BEGIN
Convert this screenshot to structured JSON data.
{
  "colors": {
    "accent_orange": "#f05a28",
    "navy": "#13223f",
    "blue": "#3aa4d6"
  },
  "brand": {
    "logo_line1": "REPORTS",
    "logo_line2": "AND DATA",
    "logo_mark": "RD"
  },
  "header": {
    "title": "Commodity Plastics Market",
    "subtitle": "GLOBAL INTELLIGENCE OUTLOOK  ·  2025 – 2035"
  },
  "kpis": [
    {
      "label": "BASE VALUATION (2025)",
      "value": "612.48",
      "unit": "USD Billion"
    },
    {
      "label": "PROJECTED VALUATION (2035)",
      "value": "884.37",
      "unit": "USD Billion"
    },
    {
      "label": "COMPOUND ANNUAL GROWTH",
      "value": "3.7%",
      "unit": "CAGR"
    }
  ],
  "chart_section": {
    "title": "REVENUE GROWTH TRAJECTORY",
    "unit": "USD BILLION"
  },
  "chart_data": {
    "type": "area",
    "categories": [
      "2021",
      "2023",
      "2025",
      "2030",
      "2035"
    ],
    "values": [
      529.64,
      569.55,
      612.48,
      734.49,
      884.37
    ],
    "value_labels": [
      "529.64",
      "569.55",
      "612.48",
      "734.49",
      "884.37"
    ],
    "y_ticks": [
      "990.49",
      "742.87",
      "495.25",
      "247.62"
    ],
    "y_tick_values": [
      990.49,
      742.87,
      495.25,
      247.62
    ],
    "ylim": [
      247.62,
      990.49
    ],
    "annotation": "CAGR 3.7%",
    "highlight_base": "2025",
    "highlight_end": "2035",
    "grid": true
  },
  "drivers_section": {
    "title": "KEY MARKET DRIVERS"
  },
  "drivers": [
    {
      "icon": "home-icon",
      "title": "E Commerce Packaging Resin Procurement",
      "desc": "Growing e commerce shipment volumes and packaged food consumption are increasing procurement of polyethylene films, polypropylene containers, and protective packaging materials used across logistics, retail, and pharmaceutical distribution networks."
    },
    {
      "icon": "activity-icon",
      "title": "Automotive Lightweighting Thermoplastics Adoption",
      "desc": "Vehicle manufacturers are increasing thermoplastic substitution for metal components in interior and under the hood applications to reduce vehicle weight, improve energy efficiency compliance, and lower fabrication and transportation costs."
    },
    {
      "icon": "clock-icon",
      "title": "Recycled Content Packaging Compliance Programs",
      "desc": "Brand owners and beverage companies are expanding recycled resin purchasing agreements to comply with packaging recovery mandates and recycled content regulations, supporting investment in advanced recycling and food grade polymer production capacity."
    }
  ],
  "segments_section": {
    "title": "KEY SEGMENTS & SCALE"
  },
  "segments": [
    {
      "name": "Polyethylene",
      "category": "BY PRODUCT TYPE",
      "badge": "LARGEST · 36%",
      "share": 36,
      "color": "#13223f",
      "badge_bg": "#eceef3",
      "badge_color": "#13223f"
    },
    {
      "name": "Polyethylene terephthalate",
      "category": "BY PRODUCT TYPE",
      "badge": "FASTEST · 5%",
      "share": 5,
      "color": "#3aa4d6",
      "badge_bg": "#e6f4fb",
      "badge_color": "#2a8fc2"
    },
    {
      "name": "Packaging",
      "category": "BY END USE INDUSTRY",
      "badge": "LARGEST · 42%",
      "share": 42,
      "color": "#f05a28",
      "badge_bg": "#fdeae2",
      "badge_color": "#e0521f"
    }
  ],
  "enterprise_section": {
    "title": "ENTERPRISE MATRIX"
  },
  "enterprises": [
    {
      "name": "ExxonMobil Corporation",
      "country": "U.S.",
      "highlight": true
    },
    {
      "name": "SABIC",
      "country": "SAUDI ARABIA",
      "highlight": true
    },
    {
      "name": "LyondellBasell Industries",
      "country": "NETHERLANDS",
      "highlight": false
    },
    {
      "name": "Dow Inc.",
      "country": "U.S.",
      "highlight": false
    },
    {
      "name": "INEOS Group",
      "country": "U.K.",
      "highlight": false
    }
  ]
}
END
> [STATED GOAL]:
Gather all lines of the records that include the word "VALUATION".

> [WRITTEN RESPONSE]:
      "label": "BASE VALUATION (2025)",
      "label": "PROJECTED VALUATION (2035)",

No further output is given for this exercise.